------ Materials provided

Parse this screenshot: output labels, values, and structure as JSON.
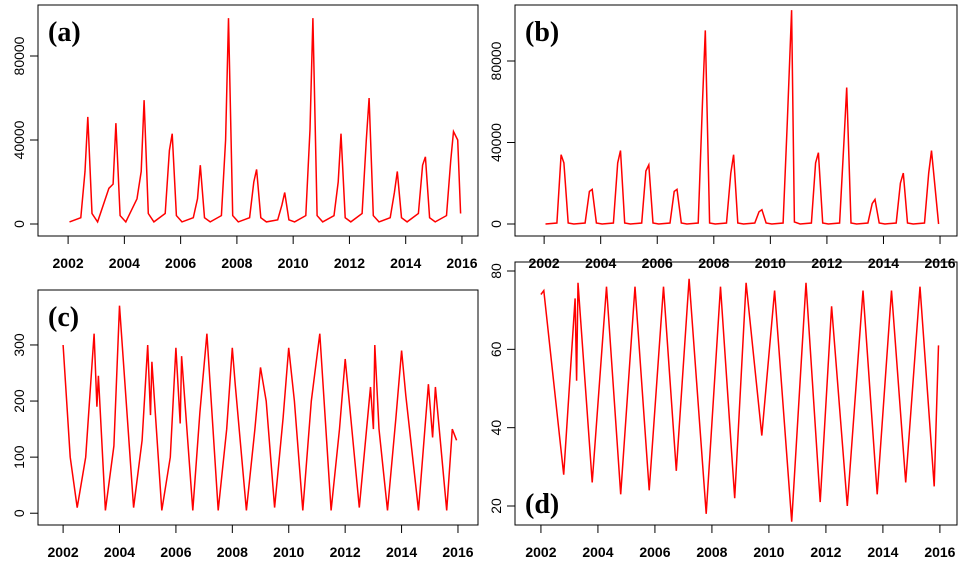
{
  "chart_data": [
    {
      "type": "line",
      "title": "(a)",
      "xlim": [
        2000.93,
        2016.57
      ],
      "ylim": [
        -5714,
        104286
      ],
      "xticks": [
        2002,
        2004,
        2006,
        2008,
        2010,
        2012,
        2014,
        2016
      ],
      "yticks": [
        0,
        40000,
        80000
      ],
      "color": "#ff0000",
      "x": [
        2002.05,
        2002.45,
        2002.6,
        2002.7,
        2002.85,
        2003.05,
        2003.45,
        2003.6,
        2003.7,
        2003.85,
        2004.05,
        2004.45,
        2004.6,
        2004.7,
        2004.85,
        2005.05,
        2005.45,
        2005.6,
        2005.7,
        2005.85,
        2006.05,
        2006.45,
        2006.6,
        2006.7,
        2006.85,
        2007.05,
        2007.45,
        2007.6,
        2007.7,
        2007.85,
        2008.05,
        2008.45,
        2008.6,
        2008.7,
        2008.85,
        2009.05,
        2009.45,
        2009.6,
        2009.7,
        2009.85,
        2010.05,
        2010.45,
        2010.6,
        2010.7,
        2010.85,
        2011.05,
        2011.45,
        2011.6,
        2011.7,
        2011.85,
        2012.05,
        2012.45,
        2012.6,
        2012.7,
        2012.85,
        2013.05,
        2013.45,
        2013.6,
        2013.7,
        2013.85,
        2014.05,
        2014.45,
        2014.6,
        2014.7,
        2014.85,
        2015.05,
        2015.45,
        2015.6,
        2015.7,
        2015.85,
        2015.95
      ],
      "values": [
        1000,
        3000,
        25000,
        51000,
        5000,
        1000,
        17000,
        19000,
        48000,
        4000,
        1000,
        12000,
        25000,
        59000,
        5000,
        1000,
        5000,
        35000,
        43000,
        4000,
        1000,
        3000,
        12000,
        28000,
        3000,
        1000,
        4000,
        40000,
        98000,
        4000,
        1000,
        3000,
        20000,
        26000,
        3000,
        1000,
        2000,
        9000,
        15000,
        2000,
        1000,
        4000,
        45000,
        98000,
        4000,
        1000,
        4000,
        20000,
        43000,
        3000,
        1000,
        5000,
        40000,
        60000,
        4000,
        1000,
        3000,
        15000,
        25000,
        3000,
        1000,
        5000,
        28000,
        32000,
        3000,
        1000,
        4000,
        30000,
        44000,
        40000,
        5000
      ]
    },
    {
      "type": "line",
      "title": "(b)",
      "xlim": [
        2000.97,
        2016.6
      ],
      "ylim": [
        -5890,
        107485
      ],
      "xticks": [
        2002,
        2004,
        2006,
        2008,
        2010,
        2012,
        2014,
        2016
      ],
      "yticks": [
        0,
        40000,
        80000
      ],
      "color": "#ff0000",
      "x": [
        2002.05,
        2002.45,
        2002.6,
        2002.7,
        2002.85,
        2003.05,
        2003.45,
        2003.6,
        2003.7,
        2003.85,
        2004.05,
        2004.45,
        2004.6,
        2004.7,
        2004.85,
        2005.05,
        2005.45,
        2005.6,
        2005.7,
        2005.85,
        2006.05,
        2006.45,
        2006.6,
        2006.7,
        2006.85,
        2007.05,
        2007.45,
        2007.6,
        2007.7,
        2007.85,
        2008.05,
        2008.45,
        2008.6,
        2008.7,
        2008.85,
        2009.05,
        2009.45,
        2009.6,
        2009.7,
        2009.85,
        2010.05,
        2010.45,
        2010.6,
        2010.75,
        2010.85,
        2011.05,
        2011.45,
        2011.6,
        2011.7,
        2011.85,
        2012.05,
        2012.45,
        2012.6,
        2012.7,
        2012.85,
        2013.05,
        2013.45,
        2013.6,
        2013.7,
        2013.85,
        2014.05,
        2014.45,
        2014.6,
        2014.7,
        2014.85,
        2015.05,
        2015.45,
        2015.6,
        2015.7,
        2015.95
      ],
      "values": [
        0,
        500,
        34000,
        30000,
        500,
        0,
        500,
        16000,
        17000,
        500,
        0,
        500,
        30000,
        36000,
        500,
        0,
        500,
        26000,
        29000,
        500,
        0,
        500,
        16000,
        17000,
        500,
        0,
        500,
        60000,
        95000,
        500,
        0,
        500,
        25000,
        34000,
        500,
        0,
        500,
        6000,
        7000,
        500,
        0,
        500,
        50000,
        105000,
        1000,
        0,
        500,
        30000,
        35000,
        500,
        0,
        500,
        40000,
        67000,
        500,
        0,
        500,
        10000,
        12000,
        500,
        0,
        500,
        20000,
        25000,
        500,
        0,
        500,
        25000,
        36000,
        0
      ]
    },
    {
      "type": "line",
      "title": "(c)",
      "xlim": [
        2001.11,
        2016.71
      ],
      "ylim": [
        -21,
        398
      ],
      "xticks": [
        2002,
        2004,
        2006,
        2008,
        2010,
        2012,
        2014,
        2016
      ],
      "yticks": [
        0,
        100,
        200,
        300
      ],
      "color": "#ff0000",
      "x": [
        2002.0,
        2002.25,
        2002.5,
        2002.8,
        2003.1,
        2003.2,
        2003.25,
        2003.5,
        2003.8,
        2004.0,
        2004.5,
        2004.8,
        2005.0,
        2005.1,
        2005.15,
        2005.5,
        2005.8,
        2006.0,
        2006.15,
        2006.2,
        2006.6,
        2006.85,
        2007.1,
        2007.5,
        2007.8,
        2008.0,
        2008.1,
        2008.5,
        2008.8,
        2009.0,
        2009.2,
        2009.5,
        2009.8,
        2010.0,
        2010.2,
        2010.5,
        2010.8,
        2011.1,
        2011.5,
        2011.8,
        2012.0,
        2012.5,
        2012.9,
        2013.0,
        2013.05,
        2013.2,
        2013.5,
        2013.8,
        2014.0,
        2014.15,
        2014.6,
        2014.95,
        2015.1,
        2015.2,
        2015.6,
        2015.8,
        2015.95
      ],
      "values": [
        300,
        100,
        10,
        100,
        320,
        190,
        245,
        5,
        120,
        370,
        10,
        130,
        300,
        175,
        270,
        5,
        100,
        295,
        160,
        280,
        5,
        180,
        320,
        5,
        150,
        295,
        230,
        5,
        150,
        260,
        200,
        10,
        170,
        295,
        200,
        5,
        200,
        320,
        5,
        150,
        275,
        10,
        225,
        150,
        300,
        150,
        5,
        170,
        290,
        210,
        5,
        230,
        135,
        225,
        5,
        150,
        130
      ]
    },
    {
      "type": "line",
      "title": "(d)",
      "xlim": [
        2001.09,
        2016.6
      ],
      "ylim": [
        15.15,
        82.3
      ],
      "xticks": [
        2002,
        2004,
        2006,
        2008,
        2010,
        2012,
        2014,
        2016
      ],
      "yticks": [
        20,
        40,
        60,
        80
      ],
      "color": "#ff0000",
      "x": [
        2002.0,
        2002.1,
        2002.8,
        2003.2,
        2003.25,
        2003.3,
        2003.8,
        2004.3,
        2004.8,
        2005.3,
        2005.8,
        2006.3,
        2006.75,
        2007.2,
        2007.8,
        2008.3,
        2008.8,
        2009.2,
        2009.75,
        2010.2,
        2010.8,
        2011.3,
        2011.8,
        2012.2,
        2012.75,
        2013.3,
        2013.8,
        2014.3,
        2014.8,
        2015.3,
        2015.8,
        2015.95
      ],
      "values": [
        74,
        75,
        28,
        73,
        52,
        77,
        26,
        76,
        23,
        76,
        24,
        76,
        29,
        78,
        18,
        76,
        22,
        77,
        38,
        75,
        16,
        77,
        21,
        71,
        20,
        75,
        23,
        75,
        26,
        76,
        25,
        61
      ]
    }
  ]
}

------------

#### What you need to do:
What is needed is an exact reproduction of the data, pictures excluded.

#### Response to this exercise:
Parse this screenshot: output labels, values, and structure as JSON.
{
  "chart_data": [
    {
      "type": "line",
      "title": "(a)",
      "xlim": [
        2000.93,
        2016.57
      ],
      "ylim": [
        -5714,
        104286
      ],
      "xticks": [
        2002,
        2004,
        2006,
        2008,
        2010,
        2012,
        2014,
        2016
      ],
      "yticks": [
        0,
        40000,
        80000
      ],
      "color": "#ff0000",
      "x": [
        2002.05,
        2002.45,
        2002.6,
        2002.7,
        2002.85,
        2003.05,
        2003.45,
        2003.6,
        2003.7,
        2003.85,
        2004.05,
        2004.45,
        2004.6,
        2004.7,
        2004.85,
        2005.05,
        2005.45,
        2005.6,
        2005.7,
        2005.85,
        2006.05,
        2006.45,
        2006.6,
        2006.7,
        2006.85,
        2007.05,
        2007.45,
        2007.6,
        2007.7,
        2007.85,
        2008.05,
        2008.45,
        2008.6,
        2008.7,
        2008.85,
        2009.05,
        2009.45,
        2009.6,
        2009.7,
        2009.85,
        2010.05,
        2010.45,
        2010.6,
        2010.7,
        2010.85,
        2011.05,
        2011.45,
        2011.6,
        2011.7,
        2011.85,
        2012.05,
        2012.45,
        2012.6,
        2012.7,
        2012.85,
        2013.05,
        2013.45,
        2013.6,
        2013.7,
        2013.85,
        2014.05,
        2014.45,
        2014.6,
        2014.7,
        2014.85,
        2015.05,
        2015.45,
        2015.6,
        2015.7,
        2015.85,
        2015.95
      ],
      "values": [
        1000,
        3000,
        25000,
        51000,
        5000,
        1000,
        17000,
        19000,
        48000,
        4000,
        1000,
        12000,
        25000,
        59000,
        5000,
        1000,
        5000,
        35000,
        43000,
        4000,
        1000,
        3000,
        12000,
        28000,
        3000,
        1000,
        4000,
        40000,
        98000,
        4000,
        1000,
        3000,
        20000,
        26000,
        3000,
        1000,
        2000,
        9000,
        15000,
        2000,
        1000,
        4000,
        45000,
        98000,
        4000,
        1000,
        4000,
        20000,
        43000,
        3000,
        1000,
        5000,
        40000,
        60000,
        4000,
        1000,
        3000,
        15000,
        25000,
        3000,
        1000,
        5000,
        28000,
        32000,
        3000,
        1000,
        4000,
        30000,
        44000,
        40000,
        5000
      ]
    },
    {
      "type": "line",
      "title": "(b)",
      "xlim": [
        2000.97,
        2016.6
      ],
      "ylim": [
        -5890,
        107485
      ],
      "xticks": [
        2002,
        2004,
        2006,
        2008,
        2010,
        2012,
        2014,
        2016
      ],
      "yticks": [
        0,
        40000,
        80000
      ],
      "color": "#ff0000",
      "x": [
        2002.05,
        2002.45,
        2002.6,
        2002.7,
        2002.85,
        2003.05,
        2003.45,
        2003.6,
        2003.7,
        2003.85,
        2004.05,
        2004.45,
        2004.6,
        2004.7,
        2004.85,
        2005.05,
        2005.45,
        2005.6,
        2005.7,
        2005.85,
        2006.05,
        2006.45,
        2006.6,
        2006.7,
        2006.85,
        2007.05,
        2007.45,
        2007.6,
        2007.7,
        2007.85,
        2008.05,
        2008.45,
        2008.6,
        2008.7,
        2008.85,
        2009.05,
        2009.45,
        2009.6,
        2009.7,
        2009.85,
        2010.05,
        2010.45,
        2010.6,
        2010.75,
        2010.85,
        2011.05,
        2011.45,
        2011.6,
        2011.7,
        2011.85,
        2012.05,
        2012.45,
        2012.6,
        2012.7,
        2012.85,
        2013.05,
        2013.45,
        2013.6,
        2013.7,
        2013.85,
        2014.05,
        2014.45,
        2014.6,
        2014.7,
        2014.85,
        2015.05,
        2015.45,
        2015.6,
        2015.7,
        2015.95
      ],
      "values": [
        0,
        500,
        34000,
        30000,
        500,
        0,
        500,
        16000,
        17000,
        500,
        0,
        500,
        30000,
        36000,
        500,
        0,
        500,
        26000,
        29000,
        500,
        0,
        500,
        16000,
        17000,
        500,
        0,
        500,
        60000,
        95000,
        500,
        0,
        500,
        25000,
        34000,
        500,
        0,
        500,
        6000,
        7000,
        500,
        0,
        500,
        50000,
        105000,
        1000,
        0,
        500,
        30000,
        35000,
        500,
        0,
        500,
        40000,
        67000,
        500,
        0,
        500,
        10000,
        12000,
        500,
        0,
        500,
        20000,
        25000,
        500,
        0,
        500,
        25000,
        36000,
        0
      ]
    },
    {
      "type": "line",
      "title": "(c)",
      "xlim": [
        2001.11,
        2016.71
      ],
      "ylim": [
        -21,
        398
      ],
      "xticks": [
        2002,
        2004,
        2006,
        2008,
        2010,
        2012,
        2014,
        2016
      ],
      "yticks": [
        0,
        100,
        200,
        300
      ],
      "color": "#ff0000",
      "x": [
        2002.0,
        2002.25,
        2002.5,
        2002.8,
        2003.1,
        2003.2,
        2003.25,
        2003.5,
        2003.8,
        2004.0,
        2004.5,
        2004.8,
        2005.0,
        2005.1,
        2005.15,
        2005.5,
        2005.8,
        2006.0,
        2006.15,
        2006.2,
        2006.6,
        2006.85,
        2007.1,
        2007.5,
        2007.8,
        2008.0,
        2008.1,
        2008.5,
        2008.8,
        2009.0,
        2009.2,
        2009.5,
        2009.8,
        2010.0,
        2010.2,
        2010.5,
        2010.8,
        2011.1,
        2011.5,
        2011.8,
        2012.0,
        2012.5,
        2012.9,
        2013.0,
        2013.05,
        2013.2,
        2013.5,
        2013.8,
        2014.0,
        2014.15,
        2014.6,
        2014.95,
        2015.1,
        2015.2,
        2015.6,
        2015.8,
        2015.95
      ],
      "values": [
        300,
        100,
        10,
        100,
        320,
        190,
        245,
        5,
        120,
        370,
        10,
        130,
        300,
        175,
        270,
        5,
        100,
        295,
        160,
        280,
        5,
        180,
        320,
        5,
        150,
        295,
        230,
        5,
        150,
        260,
        200,
        10,
        170,
        295,
        200,
        5,
        200,
        320,
        5,
        150,
        275,
        10,
        225,
        150,
        300,
        150,
        5,
        170,
        290,
        210,
        5,
        230,
        135,
        225,
        5,
        150,
        130
      ]
    },
    {
      "type": "line",
      "title": "(d)",
      "xlim": [
        2001.09,
        2016.6
      ],
      "ylim": [
        15.15,
        82.3
      ],
      "xticks": [
        2002,
        2004,
        2006,
        2008,
        2010,
        2012,
        2014,
        2016
      ],
      "yticks": [
        20,
        40,
        60,
        80
      ],
      "color": "#ff0000",
      "x": [
        2002.0,
        2002.1,
        2002.8,
        2003.2,
        2003.25,
        2003.3,
        2003.8,
        2004.3,
        2004.8,
        2005.3,
        2005.8,
        2006.3,
        2006.75,
        2007.2,
        2007.8,
        2008.3,
        2008.8,
        2009.2,
        2009.75,
        2010.2,
        2010.8,
        2011.3,
        2011.8,
        2012.2,
        2012.75,
        2013.3,
        2013.8,
        2014.3,
        2014.8,
        2015.3,
        2015.8,
        2015.95
      ],
      "values": [
        74,
        75,
        28,
        73,
        52,
        77,
        26,
        76,
        23,
        76,
        24,
        76,
        29,
        78,
        18,
        76,
        22,
        77,
        38,
        75,
        16,
        77,
        21,
        71,
        20,
        75,
        23,
        75,
        26,
        76,
        25,
        61
      ]
    }
  ]
}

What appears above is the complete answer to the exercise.